→ Short problem
Copy every line that mentions the word "badge".

== Data listing

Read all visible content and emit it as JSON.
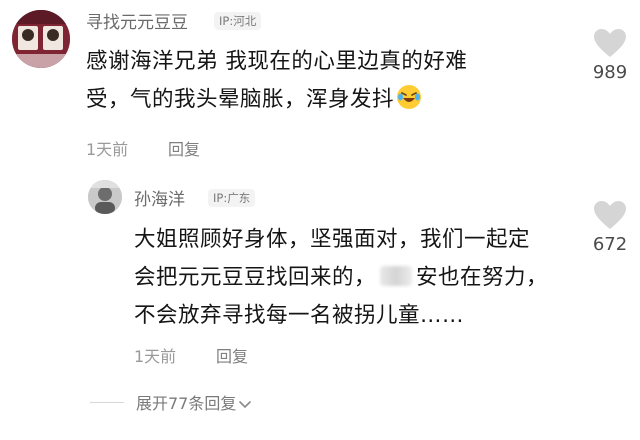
{
  "comment": {
    "author": "寻找元元豆豆",
    "ip_location": "IP:河北",
    "text_lines": [
      "感谢海洋兄弟   我现在的心里边真的好难",
      "受，气的我头晕脑胀，浑身发抖"
    ],
    "emoji": "laughing-crying-emoji",
    "time": "1天前",
    "reply_label": "回复",
    "likes": "989"
  },
  "reply": {
    "author": "孙海洋",
    "ip_location": "IP:广东",
    "text_lines": [
      "大姐照顾好身体，坚强面对，我们一起定",
      "会把元元豆豆找回来的，",
      "安也在努力，",
      "不会放弃寻找每一名被拐儿童……"
    ],
    "time": "1天前",
    "reply_label": "回复",
    "likes": "672"
  },
  "expand_replies": "展开77条回复",
  "colors": {
    "background": "#ffffff",
    "text": "#151515",
    "muted": "#9a9a9a",
    "heart": "#d5d5d5"
  }
}
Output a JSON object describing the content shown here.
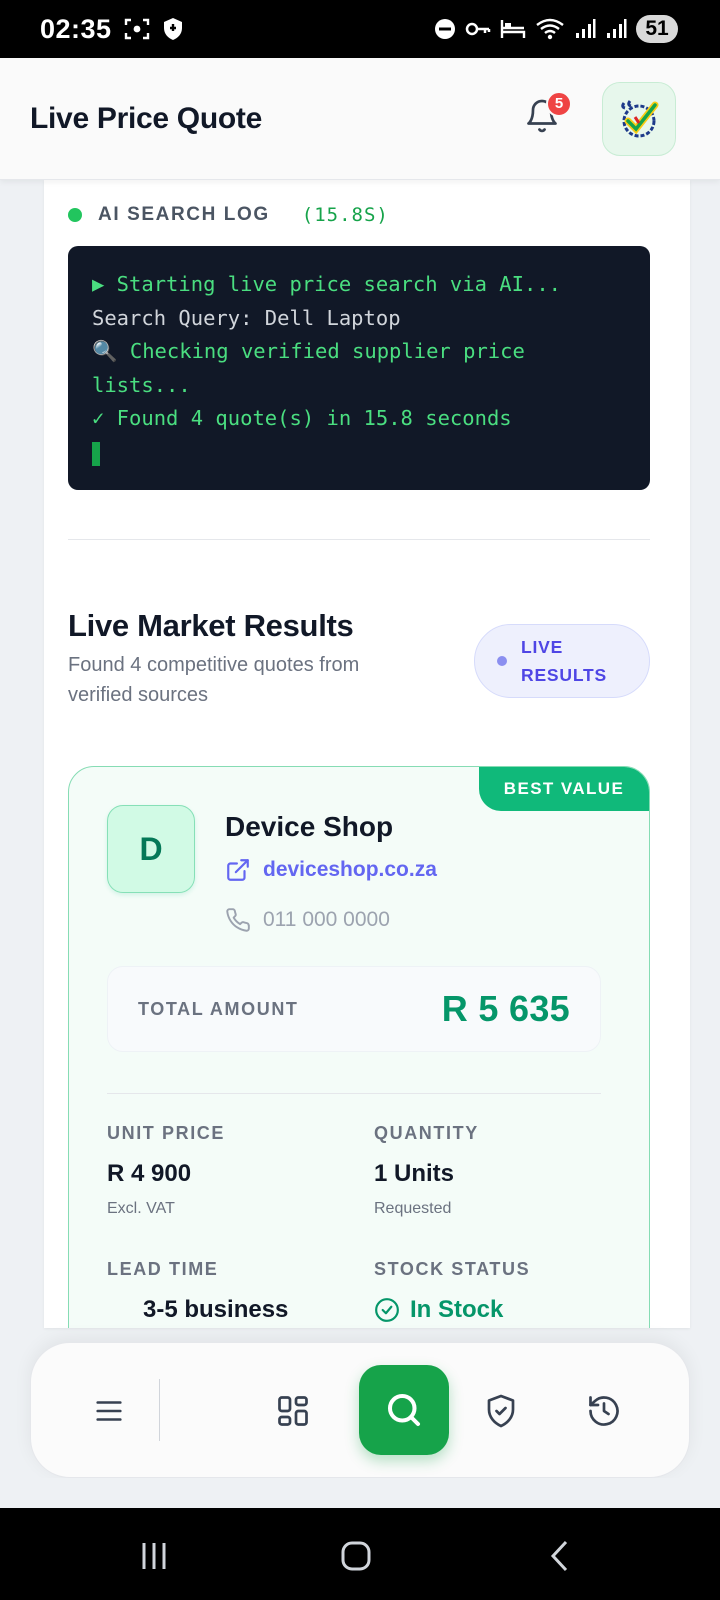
{
  "status_bar": {
    "time": "02:35",
    "battery": "51"
  },
  "header": {
    "title": "Live Price Quote",
    "notification_count": "5"
  },
  "search_log": {
    "title": "AI SEARCH LOG",
    "elapsed": "(15.8S)",
    "lines": [
      "▶ Starting live price search via AI...",
      "Search Query: Dell Laptop",
      "🔍 Checking verified supplier price lists...",
      "✓ Found 4 quote(s) in 15.8 seconds"
    ]
  },
  "results": {
    "title": "Live Market Results",
    "subtitle": "Found 4 competitive quotes from verified sources",
    "badge": "LIVE RESULTS"
  },
  "quote": {
    "badge": "BEST VALUE",
    "avatar_letter": "D",
    "supplier_name": "Device Shop",
    "website": "deviceshop.co.za",
    "phone": "011 000 0000",
    "total_label": "TOTAL AMOUNT",
    "total_value": "R 5 635",
    "unit_price_label": "UNIT PRICE",
    "unit_price_value": "R 4 900",
    "unit_price_note": "Excl. VAT",
    "quantity_label": "QUANTITY",
    "quantity_value": "1 Units",
    "quantity_note": "Requested",
    "lead_time_label": "LEAD TIME",
    "lead_time_value": "3-5 business",
    "stock_label": "STOCK STATUS",
    "stock_value": "In Stock"
  },
  "colors": {
    "accent_green": "#16a34a",
    "best_value_green": "#10b97a",
    "link_indigo": "#6366f1",
    "terminal_bg": "#111827"
  },
  "icons": [
    "hamburger-menu-icon",
    "grid-icon",
    "search-icon",
    "shield-check-icon",
    "history-icon",
    "bell-icon"
  ]
}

====

→ Answer
    "badge": "LIVE RESULTS"
    "badge": "BEST VALUE",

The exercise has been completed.